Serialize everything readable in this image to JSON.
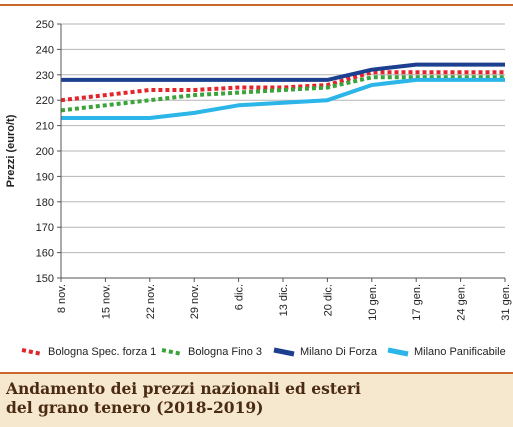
{
  "chart_data": {
    "type": "line",
    "title": "Andamento dei prezzi nazionali ed esteri\ndel grano tenero (2018-2019)",
    "xlabel": "",
    "ylabel": "Prezzi (euro/t)",
    "ylim": [
      150,
      250
    ],
    "yticks": [
      150,
      160,
      170,
      180,
      190,
      200,
      210,
      220,
      230,
      240,
      250
    ],
    "categories": [
      "8 nov.",
      "15 nov.",
      "22 nov.",
      "29 nov.",
      "6 dic.",
      "13 dic.",
      "20 dic.",
      "10 gen.",
      "17 gen.",
      "24 gen.",
      "31 gen."
    ],
    "grid": true,
    "legend_position": "bottom",
    "series": [
      {
        "name": "Bologna Spec. forza 1",
        "color": "#e3242b",
        "style": "dotted",
        "values": [
          220,
          222,
          224,
          224,
          225,
          225,
          226,
          231,
          231,
          231,
          231
        ]
      },
      {
        "name": "Bologna Fino 3",
        "color": "#3aa339",
        "style": "dotted",
        "values": [
          216,
          218,
          220,
          222,
          223,
          224,
          225,
          229,
          229,
          229,
          229
        ]
      },
      {
        "name": "Milano Di Forza",
        "color": "#1d3f8f",
        "style": "solid",
        "values": [
          228,
          228,
          228,
          228,
          228,
          228,
          228,
          232,
          234,
          234,
          234
        ]
      },
      {
        "name": "Milano Panificabile",
        "color": "#2bb5e8",
        "style": "solid",
        "values": [
          213,
          213,
          213,
          215,
          218,
          219,
          220,
          226,
          228,
          228,
          228
        ]
      }
    ]
  }
}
--- --- ---
### EXERCISE DIRECTIONS
Looking at the material above, count the lines containing the string "name" and reply with the count alone.

### REPLY TO THE EXERCISE
4